> TEXT PASSAGE
━━━━━━

Proving the VM is using the GPU
To prove the GPU is being recognised run the following command.
lspci -v -s $(lspci | grep -i NVIDIA | awk '{print $1}' | head -n 1)
It should give an output something like
01:00.0 VGA compatible controller: NVIDIA Corporation Device 2d04 (rev a1) (prog-if 00 [VGA controller]) Subsystem: Gigabyte Technology Co., Ltd Device 418f Physical Slot: 0 Flags: bus master, fast devsel, latency 0, IRQ 16 Memory at 80000000 (32-bit, non-prefetchable) [size=64M] Memory at 380000000000 (64-bit, prefetchable) [size=16G] Memory at 380400000000 (64-bit, prefetchable) [size=32M] I/O ports at 8000 [size=128] Capabilities: <access denied> Kernel driver in use: nvidia Kernel modules: nvidiafb, nouveau, nvidia_drm, nvidia
- Expected Device ID: 2d04 (RTX 5060 Ti)

━━━━━━

> BRIEF
Continue the guide on verifying that the VM uses the GPU, starting right after its final line.

━━━━━━

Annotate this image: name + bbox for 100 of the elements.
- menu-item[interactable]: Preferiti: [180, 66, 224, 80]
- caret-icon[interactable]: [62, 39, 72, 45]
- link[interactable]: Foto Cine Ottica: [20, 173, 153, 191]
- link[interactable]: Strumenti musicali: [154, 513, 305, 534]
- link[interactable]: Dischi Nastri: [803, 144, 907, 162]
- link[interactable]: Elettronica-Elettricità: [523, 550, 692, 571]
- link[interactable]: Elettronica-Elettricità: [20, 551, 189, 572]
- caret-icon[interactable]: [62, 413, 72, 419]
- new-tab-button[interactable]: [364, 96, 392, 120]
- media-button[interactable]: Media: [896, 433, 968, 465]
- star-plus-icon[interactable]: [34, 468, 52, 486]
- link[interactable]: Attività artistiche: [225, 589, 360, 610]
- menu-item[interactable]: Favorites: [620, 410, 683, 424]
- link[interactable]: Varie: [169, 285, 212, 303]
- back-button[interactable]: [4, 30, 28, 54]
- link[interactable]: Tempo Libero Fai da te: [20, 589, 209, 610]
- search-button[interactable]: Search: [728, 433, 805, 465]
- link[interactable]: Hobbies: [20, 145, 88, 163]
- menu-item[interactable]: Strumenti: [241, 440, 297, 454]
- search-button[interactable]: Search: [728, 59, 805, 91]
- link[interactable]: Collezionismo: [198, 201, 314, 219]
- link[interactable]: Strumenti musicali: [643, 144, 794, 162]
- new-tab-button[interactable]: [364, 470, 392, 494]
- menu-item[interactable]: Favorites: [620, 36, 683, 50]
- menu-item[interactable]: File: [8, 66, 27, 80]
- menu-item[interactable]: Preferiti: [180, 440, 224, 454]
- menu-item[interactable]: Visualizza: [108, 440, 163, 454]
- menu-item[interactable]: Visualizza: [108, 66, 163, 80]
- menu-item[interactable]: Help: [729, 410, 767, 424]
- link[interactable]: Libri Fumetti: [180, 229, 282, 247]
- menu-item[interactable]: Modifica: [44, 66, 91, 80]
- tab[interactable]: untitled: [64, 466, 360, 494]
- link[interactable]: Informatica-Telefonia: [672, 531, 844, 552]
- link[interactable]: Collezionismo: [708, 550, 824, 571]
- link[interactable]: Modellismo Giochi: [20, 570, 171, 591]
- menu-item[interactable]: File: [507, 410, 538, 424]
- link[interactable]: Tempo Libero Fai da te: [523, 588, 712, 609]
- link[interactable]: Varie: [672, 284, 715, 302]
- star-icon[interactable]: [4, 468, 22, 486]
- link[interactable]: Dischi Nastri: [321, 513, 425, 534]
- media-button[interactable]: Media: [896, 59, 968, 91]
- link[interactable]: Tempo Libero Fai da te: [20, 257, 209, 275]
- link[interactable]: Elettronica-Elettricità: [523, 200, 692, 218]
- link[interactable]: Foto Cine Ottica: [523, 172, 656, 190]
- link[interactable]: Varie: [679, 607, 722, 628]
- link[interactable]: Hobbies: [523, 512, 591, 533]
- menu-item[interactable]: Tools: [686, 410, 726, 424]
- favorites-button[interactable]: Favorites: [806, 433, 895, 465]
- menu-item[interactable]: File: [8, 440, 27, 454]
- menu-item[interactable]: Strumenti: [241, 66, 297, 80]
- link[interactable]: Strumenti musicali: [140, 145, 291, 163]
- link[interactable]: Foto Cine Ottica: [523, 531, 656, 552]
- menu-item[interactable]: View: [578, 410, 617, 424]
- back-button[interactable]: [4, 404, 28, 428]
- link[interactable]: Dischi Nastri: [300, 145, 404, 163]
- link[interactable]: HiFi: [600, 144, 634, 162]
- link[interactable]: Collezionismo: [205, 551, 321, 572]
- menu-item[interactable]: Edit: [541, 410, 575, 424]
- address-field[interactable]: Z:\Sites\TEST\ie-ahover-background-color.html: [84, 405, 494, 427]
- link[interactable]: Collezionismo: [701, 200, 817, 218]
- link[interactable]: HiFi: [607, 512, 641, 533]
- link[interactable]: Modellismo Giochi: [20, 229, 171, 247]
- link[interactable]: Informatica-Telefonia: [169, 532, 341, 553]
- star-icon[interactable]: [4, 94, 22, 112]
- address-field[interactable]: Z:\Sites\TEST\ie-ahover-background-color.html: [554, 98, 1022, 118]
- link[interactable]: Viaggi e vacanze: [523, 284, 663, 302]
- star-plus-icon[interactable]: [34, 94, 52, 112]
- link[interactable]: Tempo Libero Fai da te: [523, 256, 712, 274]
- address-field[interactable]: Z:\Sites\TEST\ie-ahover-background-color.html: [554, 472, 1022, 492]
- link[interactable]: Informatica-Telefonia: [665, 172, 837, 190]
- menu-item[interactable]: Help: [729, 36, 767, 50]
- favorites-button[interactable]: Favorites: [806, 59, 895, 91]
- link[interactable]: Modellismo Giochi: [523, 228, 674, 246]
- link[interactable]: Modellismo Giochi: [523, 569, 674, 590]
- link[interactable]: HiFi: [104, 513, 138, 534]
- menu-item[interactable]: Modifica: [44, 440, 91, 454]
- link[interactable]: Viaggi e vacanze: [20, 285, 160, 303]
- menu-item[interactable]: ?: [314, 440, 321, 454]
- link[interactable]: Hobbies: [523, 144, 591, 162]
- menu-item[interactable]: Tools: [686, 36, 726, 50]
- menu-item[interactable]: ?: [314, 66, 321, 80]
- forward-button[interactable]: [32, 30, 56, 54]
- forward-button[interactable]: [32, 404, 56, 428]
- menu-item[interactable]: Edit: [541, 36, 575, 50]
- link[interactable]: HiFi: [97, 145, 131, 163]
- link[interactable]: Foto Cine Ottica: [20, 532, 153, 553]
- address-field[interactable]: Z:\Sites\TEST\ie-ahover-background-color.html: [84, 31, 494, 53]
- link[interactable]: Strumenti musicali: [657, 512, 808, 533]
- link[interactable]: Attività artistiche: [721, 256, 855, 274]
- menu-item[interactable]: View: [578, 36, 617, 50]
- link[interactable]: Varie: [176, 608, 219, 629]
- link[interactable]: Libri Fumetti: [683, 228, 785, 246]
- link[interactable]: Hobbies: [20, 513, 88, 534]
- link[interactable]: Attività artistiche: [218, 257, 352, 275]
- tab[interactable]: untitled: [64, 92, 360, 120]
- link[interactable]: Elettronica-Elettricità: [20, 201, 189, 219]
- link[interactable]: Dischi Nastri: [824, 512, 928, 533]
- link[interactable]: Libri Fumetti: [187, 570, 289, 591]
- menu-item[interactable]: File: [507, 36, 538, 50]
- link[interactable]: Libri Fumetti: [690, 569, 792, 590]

━━━━━━

> ANSWER BOX
- VRAM Confirmation: Look for the 16G memory block as this is the TI version with 16GB VRAM
- Driver Status: Must show Kernel driver in use: nvidia
To test the GPU is running at the full bandwidth of the PCI slot the following command can be run
sudo lspci -vv -s $(lspci | grep -i NVIDIA | awk '{print $1}' | head -n 1) | grep -E "LnkCap:|LnkSta:"
It should give the following output
LnkCap: Port #0, Speed 32GT/s, Width x16, ASPM L1, Exit Latency L1 <4us LnkSta: Speed 2.5GT/s (downgraded), Width x8 (downgraded)
- LnkCap: Width x16: This is the "Capability" of the Motherboard Slot and the Virtual Port. It means the "highway" (the physical slot on your motherboard and the virtual bridge in Proxmox) is built wide enough to handle 16 lanes of traffic.
- Port #0 is the PCI virtual slot number.
- Speed 32GT/s. GT/s stands for GigaTransfers per second. Unlike "Gigabytes," which measure the actual data, GT/s measures the raw speed of the electrical signals jumping across the wires.
- 32GT/s is the hallmark of PCIe Gen 5 (the latest standard in 2026)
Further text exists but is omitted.